Prince William County, Virginia news outlet insidenova.com has published an article by Jill Palermo titled "New police chief seeks more officer diversity."

Palermo reports that Chief of Police Barry M. Barnard is seeking to diversify his workforce. Whites comprise only 45% of the county's population, but nearly 80% of the police force. According to Wikipedia, in 2012, Prince William County "had the seventh highest income of any county in the United States."

But most applicants, nearly three quarters of them who make it as far as the polygraph, are eliminated by it. The commander of the PWCPD personnel bureau describes the polygraph as the department's primary means  of evaluating integrity. Those considering employment with the Prince William County Police should ponder the integrity of a department that relies on scientifically baseless means to brand three quarters of applicants as liars.

Chief Barnard should scrap the polygraph and rely instead on background investigations. There is no evidence that polygraph screening improves the integrity of a law enforcement agency. For example, state and local law enforcement agencies are barred from polygraphing applicants in the states of Massachusetts, Michigan, Minnesota, New Jersey, and Oregon. But there's no evidence that these states have more corrupt cops than states like Virginia, Texas, and Florida, where polygraph screening is widely required.

Aim 1: Quote the police polygraph text in full, word for word.
The police polygraph text and the listing after it are independent of each other.

Records provided:
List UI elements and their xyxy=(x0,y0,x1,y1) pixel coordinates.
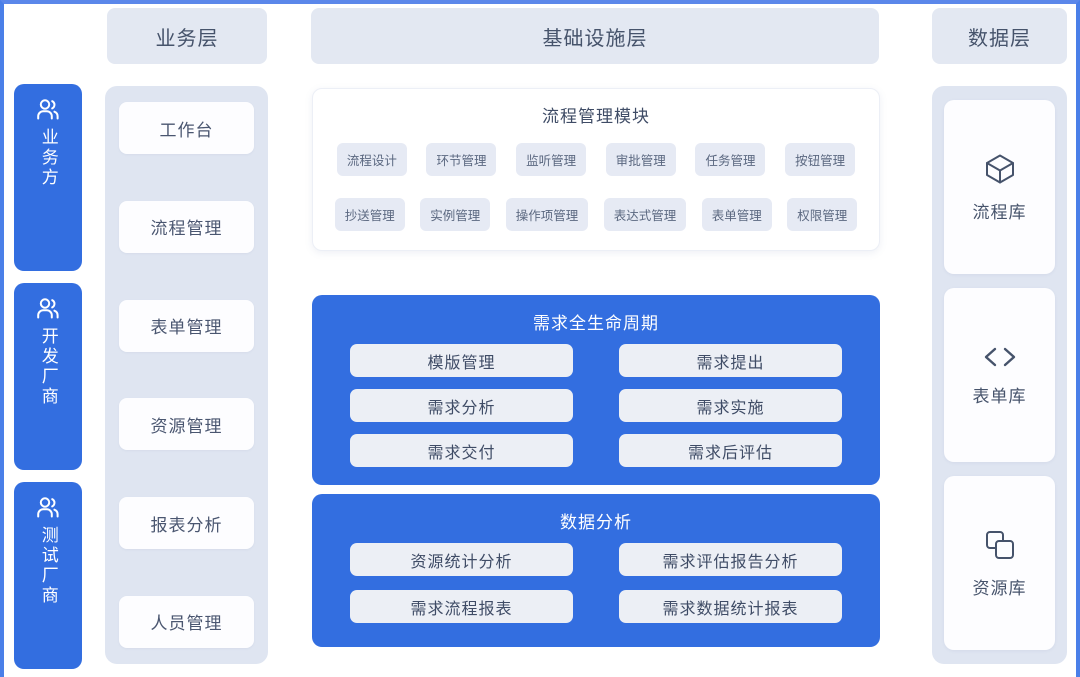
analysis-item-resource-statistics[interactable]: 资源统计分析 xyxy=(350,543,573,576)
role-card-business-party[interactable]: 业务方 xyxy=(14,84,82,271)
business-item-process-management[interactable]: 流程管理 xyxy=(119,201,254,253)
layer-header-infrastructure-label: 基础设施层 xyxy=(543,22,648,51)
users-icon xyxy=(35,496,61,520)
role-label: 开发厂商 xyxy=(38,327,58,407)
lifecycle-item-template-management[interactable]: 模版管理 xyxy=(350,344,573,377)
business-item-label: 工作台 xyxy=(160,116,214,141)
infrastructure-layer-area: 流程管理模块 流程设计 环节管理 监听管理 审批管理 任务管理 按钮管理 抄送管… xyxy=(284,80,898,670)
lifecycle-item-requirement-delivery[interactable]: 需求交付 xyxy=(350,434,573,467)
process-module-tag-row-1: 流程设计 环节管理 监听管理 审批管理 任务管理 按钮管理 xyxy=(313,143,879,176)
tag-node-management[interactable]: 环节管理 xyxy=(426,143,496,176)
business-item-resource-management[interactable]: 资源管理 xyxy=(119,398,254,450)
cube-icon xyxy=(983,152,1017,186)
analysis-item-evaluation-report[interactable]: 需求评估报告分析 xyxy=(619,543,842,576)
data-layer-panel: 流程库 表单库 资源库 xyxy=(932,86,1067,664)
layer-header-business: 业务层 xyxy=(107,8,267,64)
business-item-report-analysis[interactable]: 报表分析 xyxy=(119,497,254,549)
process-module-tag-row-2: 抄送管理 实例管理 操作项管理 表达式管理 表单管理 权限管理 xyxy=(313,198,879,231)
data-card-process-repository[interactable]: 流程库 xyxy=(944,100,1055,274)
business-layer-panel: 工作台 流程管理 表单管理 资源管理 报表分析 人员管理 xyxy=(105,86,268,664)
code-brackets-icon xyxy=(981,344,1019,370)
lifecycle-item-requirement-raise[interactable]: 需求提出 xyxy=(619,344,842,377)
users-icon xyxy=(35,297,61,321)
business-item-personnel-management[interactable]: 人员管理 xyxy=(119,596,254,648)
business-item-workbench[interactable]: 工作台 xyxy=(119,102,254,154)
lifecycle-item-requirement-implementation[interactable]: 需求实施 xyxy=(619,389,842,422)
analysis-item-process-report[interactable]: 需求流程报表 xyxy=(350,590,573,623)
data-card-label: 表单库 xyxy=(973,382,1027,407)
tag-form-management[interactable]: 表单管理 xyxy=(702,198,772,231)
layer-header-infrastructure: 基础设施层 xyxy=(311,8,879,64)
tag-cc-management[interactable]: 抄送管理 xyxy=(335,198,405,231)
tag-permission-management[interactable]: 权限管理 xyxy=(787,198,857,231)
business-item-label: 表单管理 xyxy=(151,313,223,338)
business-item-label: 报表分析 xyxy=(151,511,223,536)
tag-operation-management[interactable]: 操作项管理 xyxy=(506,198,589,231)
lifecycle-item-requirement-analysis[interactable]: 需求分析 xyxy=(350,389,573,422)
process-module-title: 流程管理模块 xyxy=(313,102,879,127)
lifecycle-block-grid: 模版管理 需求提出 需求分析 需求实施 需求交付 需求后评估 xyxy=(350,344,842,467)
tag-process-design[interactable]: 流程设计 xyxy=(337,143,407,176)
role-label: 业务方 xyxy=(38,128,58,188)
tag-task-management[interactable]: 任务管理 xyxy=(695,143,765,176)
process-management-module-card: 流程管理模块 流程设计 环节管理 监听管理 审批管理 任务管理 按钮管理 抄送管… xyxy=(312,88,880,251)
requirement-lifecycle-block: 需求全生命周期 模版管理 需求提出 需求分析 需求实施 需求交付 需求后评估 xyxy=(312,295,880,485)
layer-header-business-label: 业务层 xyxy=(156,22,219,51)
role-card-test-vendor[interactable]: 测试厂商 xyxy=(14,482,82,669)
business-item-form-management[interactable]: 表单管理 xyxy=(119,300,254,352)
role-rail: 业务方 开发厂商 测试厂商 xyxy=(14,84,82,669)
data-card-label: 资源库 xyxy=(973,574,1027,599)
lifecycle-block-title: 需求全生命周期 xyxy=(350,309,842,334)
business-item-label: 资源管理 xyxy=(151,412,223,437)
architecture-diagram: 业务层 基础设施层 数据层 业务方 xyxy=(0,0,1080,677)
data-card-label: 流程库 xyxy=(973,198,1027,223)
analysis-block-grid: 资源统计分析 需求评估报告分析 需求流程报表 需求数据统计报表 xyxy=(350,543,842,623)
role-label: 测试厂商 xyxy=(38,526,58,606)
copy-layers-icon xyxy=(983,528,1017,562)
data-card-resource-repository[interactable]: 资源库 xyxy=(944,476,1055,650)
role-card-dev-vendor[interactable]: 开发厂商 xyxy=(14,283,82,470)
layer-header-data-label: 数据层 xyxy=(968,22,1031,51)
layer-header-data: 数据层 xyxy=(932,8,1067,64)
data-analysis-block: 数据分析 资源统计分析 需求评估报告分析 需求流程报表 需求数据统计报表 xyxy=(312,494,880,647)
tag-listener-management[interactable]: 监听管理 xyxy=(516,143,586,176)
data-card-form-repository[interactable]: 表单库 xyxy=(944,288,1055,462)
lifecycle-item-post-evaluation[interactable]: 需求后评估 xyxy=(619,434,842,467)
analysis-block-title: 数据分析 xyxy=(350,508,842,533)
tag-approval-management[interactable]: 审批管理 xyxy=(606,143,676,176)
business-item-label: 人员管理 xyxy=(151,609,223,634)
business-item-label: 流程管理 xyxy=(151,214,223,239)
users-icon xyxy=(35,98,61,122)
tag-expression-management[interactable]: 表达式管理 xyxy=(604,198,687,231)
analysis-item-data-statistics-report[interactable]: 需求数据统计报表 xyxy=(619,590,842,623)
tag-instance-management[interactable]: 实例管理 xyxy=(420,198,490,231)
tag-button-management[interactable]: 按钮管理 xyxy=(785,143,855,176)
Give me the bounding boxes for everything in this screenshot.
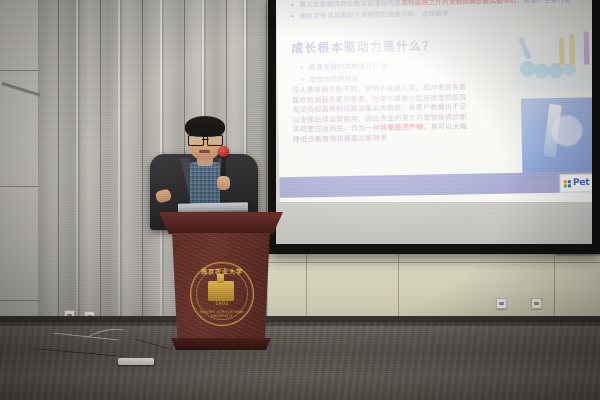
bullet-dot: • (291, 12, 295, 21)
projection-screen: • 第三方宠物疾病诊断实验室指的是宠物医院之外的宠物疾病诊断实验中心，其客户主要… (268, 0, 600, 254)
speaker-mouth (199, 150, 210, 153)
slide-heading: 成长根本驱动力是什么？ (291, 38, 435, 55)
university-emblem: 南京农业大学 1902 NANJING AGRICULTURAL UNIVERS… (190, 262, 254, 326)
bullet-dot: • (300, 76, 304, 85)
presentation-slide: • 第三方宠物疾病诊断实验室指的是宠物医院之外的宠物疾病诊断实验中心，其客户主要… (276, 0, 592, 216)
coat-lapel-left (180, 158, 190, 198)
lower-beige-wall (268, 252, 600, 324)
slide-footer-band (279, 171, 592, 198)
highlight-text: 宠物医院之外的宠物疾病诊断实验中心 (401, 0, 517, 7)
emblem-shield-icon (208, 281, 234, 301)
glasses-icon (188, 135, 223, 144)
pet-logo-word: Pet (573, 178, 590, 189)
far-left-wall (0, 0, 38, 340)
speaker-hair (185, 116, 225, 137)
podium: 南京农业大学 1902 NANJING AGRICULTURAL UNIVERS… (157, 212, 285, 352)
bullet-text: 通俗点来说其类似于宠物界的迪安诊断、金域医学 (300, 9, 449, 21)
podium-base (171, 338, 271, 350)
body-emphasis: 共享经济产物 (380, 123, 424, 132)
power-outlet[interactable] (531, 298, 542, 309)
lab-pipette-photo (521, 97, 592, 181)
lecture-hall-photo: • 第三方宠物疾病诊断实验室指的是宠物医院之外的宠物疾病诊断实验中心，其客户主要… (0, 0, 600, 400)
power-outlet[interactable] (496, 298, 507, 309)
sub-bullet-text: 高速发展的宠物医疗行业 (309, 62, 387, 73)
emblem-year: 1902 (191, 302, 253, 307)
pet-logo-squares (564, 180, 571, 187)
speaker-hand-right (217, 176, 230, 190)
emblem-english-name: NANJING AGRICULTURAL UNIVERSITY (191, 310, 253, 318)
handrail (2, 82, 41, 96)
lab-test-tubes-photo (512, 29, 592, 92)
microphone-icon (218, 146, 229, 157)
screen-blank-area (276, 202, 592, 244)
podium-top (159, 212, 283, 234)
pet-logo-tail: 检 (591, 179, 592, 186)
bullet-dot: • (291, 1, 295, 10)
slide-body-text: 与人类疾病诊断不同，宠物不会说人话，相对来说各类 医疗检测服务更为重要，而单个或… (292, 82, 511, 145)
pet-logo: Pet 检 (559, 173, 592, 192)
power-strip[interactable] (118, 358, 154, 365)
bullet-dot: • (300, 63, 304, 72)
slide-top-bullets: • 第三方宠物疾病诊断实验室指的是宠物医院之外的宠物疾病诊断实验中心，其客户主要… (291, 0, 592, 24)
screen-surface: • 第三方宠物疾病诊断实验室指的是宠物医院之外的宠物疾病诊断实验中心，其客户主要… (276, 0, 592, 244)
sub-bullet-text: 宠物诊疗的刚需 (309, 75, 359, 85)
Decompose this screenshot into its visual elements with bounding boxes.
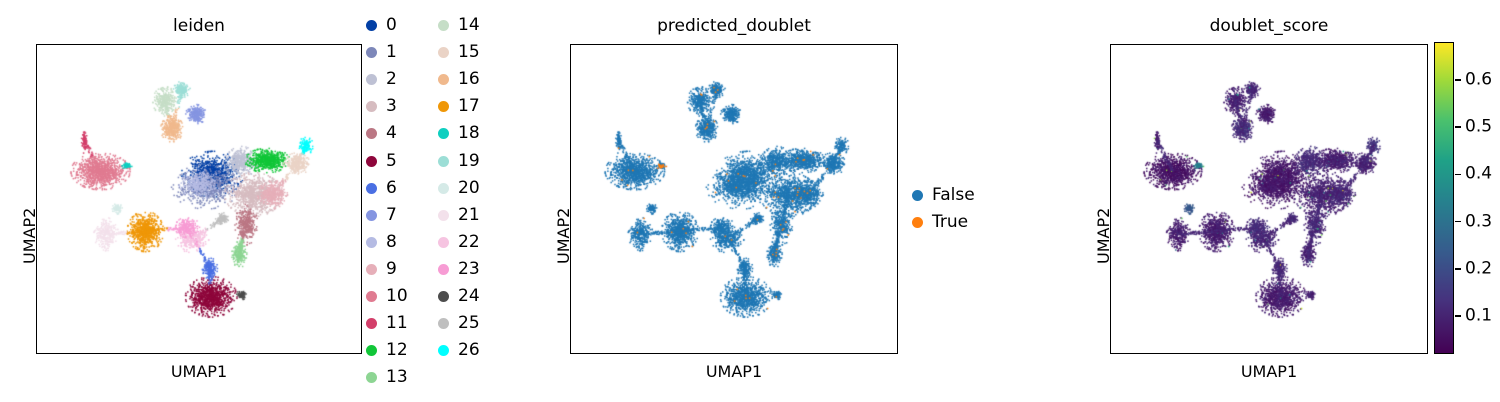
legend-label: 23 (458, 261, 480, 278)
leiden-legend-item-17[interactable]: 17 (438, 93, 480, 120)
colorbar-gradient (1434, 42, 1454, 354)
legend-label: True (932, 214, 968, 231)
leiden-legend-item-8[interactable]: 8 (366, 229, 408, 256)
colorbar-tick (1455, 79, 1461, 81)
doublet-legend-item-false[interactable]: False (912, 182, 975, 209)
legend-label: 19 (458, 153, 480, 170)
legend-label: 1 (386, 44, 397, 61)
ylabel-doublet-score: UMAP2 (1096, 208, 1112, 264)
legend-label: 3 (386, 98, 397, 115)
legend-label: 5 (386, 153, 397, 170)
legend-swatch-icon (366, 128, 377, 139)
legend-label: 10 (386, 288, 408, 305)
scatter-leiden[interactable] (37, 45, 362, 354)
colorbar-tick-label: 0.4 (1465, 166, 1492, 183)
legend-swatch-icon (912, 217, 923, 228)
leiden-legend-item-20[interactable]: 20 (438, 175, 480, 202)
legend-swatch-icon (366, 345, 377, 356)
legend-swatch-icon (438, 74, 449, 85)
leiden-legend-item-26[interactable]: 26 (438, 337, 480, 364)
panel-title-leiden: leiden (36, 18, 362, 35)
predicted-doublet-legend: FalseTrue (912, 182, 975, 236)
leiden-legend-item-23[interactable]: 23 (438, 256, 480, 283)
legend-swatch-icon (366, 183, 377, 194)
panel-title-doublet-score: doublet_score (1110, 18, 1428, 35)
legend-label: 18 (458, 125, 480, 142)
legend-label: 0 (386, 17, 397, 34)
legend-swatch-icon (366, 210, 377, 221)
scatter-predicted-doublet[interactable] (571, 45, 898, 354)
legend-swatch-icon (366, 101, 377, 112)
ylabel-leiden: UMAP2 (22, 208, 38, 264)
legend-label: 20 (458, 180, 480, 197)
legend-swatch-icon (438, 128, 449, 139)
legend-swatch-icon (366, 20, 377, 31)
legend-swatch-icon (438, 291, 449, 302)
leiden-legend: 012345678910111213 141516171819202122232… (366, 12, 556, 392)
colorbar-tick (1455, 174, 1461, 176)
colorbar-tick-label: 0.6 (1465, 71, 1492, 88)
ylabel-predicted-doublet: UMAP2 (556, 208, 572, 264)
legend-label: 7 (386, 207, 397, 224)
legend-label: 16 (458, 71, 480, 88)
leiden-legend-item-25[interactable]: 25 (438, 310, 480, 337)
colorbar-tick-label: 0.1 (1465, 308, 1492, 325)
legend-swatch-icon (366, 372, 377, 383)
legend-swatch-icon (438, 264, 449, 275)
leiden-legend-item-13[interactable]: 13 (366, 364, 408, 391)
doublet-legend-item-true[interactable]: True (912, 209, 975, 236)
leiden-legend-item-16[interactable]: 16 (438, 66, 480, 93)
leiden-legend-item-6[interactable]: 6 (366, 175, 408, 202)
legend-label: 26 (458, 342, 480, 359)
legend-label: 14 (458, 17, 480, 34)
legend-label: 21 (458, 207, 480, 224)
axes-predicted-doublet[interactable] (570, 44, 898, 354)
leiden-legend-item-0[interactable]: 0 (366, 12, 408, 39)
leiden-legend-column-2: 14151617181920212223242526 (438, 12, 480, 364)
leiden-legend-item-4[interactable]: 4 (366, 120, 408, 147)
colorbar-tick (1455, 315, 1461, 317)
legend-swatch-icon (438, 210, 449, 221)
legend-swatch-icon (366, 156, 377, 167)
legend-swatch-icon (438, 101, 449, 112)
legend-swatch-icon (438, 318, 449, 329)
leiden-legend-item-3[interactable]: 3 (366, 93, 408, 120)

Aim 2: Revise the section of the listing that opens with the line containing "legend-label: 23 (458, 261, 480, 278)" and closes with the line containing "legend-label: 10 (386, 288, 408, 305)", replacing "colorbar-tick" with "colorbar-mark" and leaving everything else unchanged. Return only those lines.

Final result 1:
Prince William County, Virginia news outlet insidenova.com has published an article by Jill Palermo titled "New police chief seeks more officer diversity."

Palermo reports that Chief of Police Barry M. Barnard is seeking to diversify his workforce. Whites comprise only 45% of the county's population, but nearly 80% of the police force. According to Wikipedia, in 2012, Prince William County "had the seventh highest income of any county in the United States."

But most applicants, nearly three quarters of them who make it as far as the polygraph, are eliminated by it. The commander of the PWCPD personnel bureau describes the polygraph as the department's primary means  of evaluating integrity. Those considering employment with the Prince William County Police should ponder the integrity of a department that relies on scientifically baseless means to brand three quarters of applicants as liars.

Chief Barnard should scrap the polygraph and rely instead on background investigations. There is no evidence that polygraph screening improves the integrity of a law enforcement agency. For example, state and local law enforcement agencies are barred from polygraphing applicants in the states of Massachusetts, Michigan, Minnesota, New Jersey, and Oregon. But there's no evidence that these states have more corrupt cops than states like Virginia, Texas, and Florida, where polygraph screening is widely required.

Final result 2:
legend-label: 23 (458, 261, 480, 278)
leiden-legend-item-17[interactable]: 17 (438, 93, 480, 120)
colorbar-gradient (1434, 42, 1454, 354)
legend-label: True (932, 214, 968, 231)
leiden-legend-item-8[interactable]: 8 (366, 229, 408, 256)
colorbar-mark (1455, 79, 1461, 81)
doublet-legend-item-false[interactable]: False (912, 182, 975, 209)
legend-label: 19 (458, 153, 480, 170)
legend-label: 1 (386, 44, 397, 61)
ylabel-doublet-score: UMAP2 (1096, 208, 1112, 264)
legend-label: 3 (386, 98, 397, 115)
legend-label: 5 (386, 153, 397, 170)
legend-swatch-icon (366, 128, 377, 139)
legend-label: 10 (386, 288, 408, 305)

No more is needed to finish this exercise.